*EXERCISE DETAILS:*
Report how many lines in the records hold the string "Himmel"; give the number and nothing else.

* BEGIN LISTED ENTRIES *

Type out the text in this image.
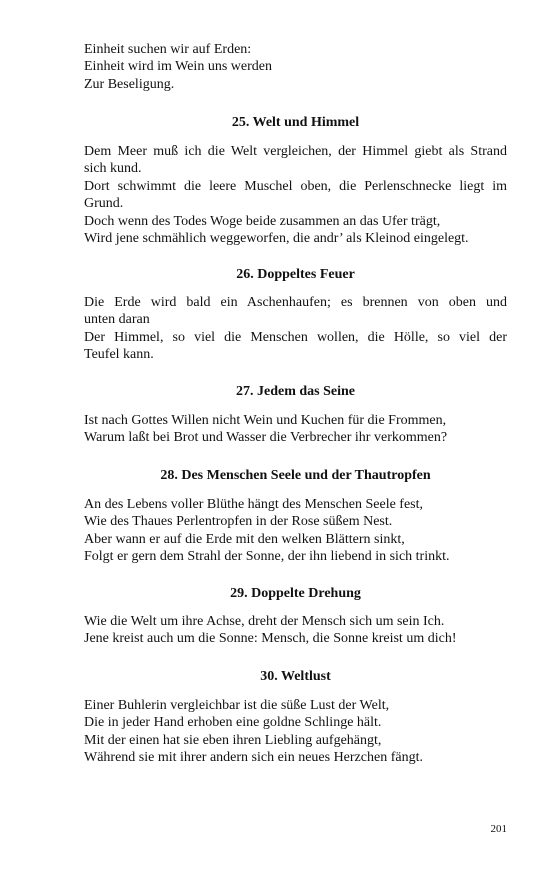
Einheit suchen wir auf Erden:
Einheit wird im Wein uns werden
Zur Beseligung.
25. Welt und Himmel
Dem Meer muß ich die Welt vergleichen, der Himmel giebt als Strand
sich kund.
Dort schwimmt die leere Muschel oben, die Perlenschnecke liegt im
Grund.
Doch wenn des Todes Woge beide zusammen an das Ufer trägt,
Wird jene schmählich weggeworfen, die andr’ als Kleinod eingelegt.
26. Doppeltes Feuer
Die Erde wird bald ein Aschenhaufen; es brennen von oben und
unten daran
Der Himmel, so viel die Menschen wollen, die Hölle, so viel der
Teufel kann.
27. Jedem das Seine
Ist nach Gottes Willen nicht Wein und Kuchen für die Frommen,
Warum laßt bei Brot und Wasser die Verbrecher ihr verkommen?
28. Des Menschen Seele und der Thautropfen
An des Lebens voller Blüthe hängt des Menschen Seele fest,
Wie des Thaues Perlentropfen in der Rose süßem Nest.
Aber wann er auf die Erde mit den welken Blättern sinkt,
Folgt er gern dem Strahl der Sonne, der ihn liebend in sich trinkt.
29. Doppelte Drehung
Wie die Welt um ihre Achse, dreht der Mensch sich um sein Ich.
Jene kreist auch um die Sonne: Mensch, die Sonne kreist um dich!
30. Weltlust
Einer Buhlerin vergleichbar ist die süße Lust der Welt,
Die in jeder Hand erhoben eine goldne Schlinge hält.
Mit der einen hat sie eben ihren Liebling aufgehängt,
Während sie mit ihrer andern sich ein neues Herzchen fängt.
201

* END LISTED ENTRIES *

*TASK OUTPUT:*
3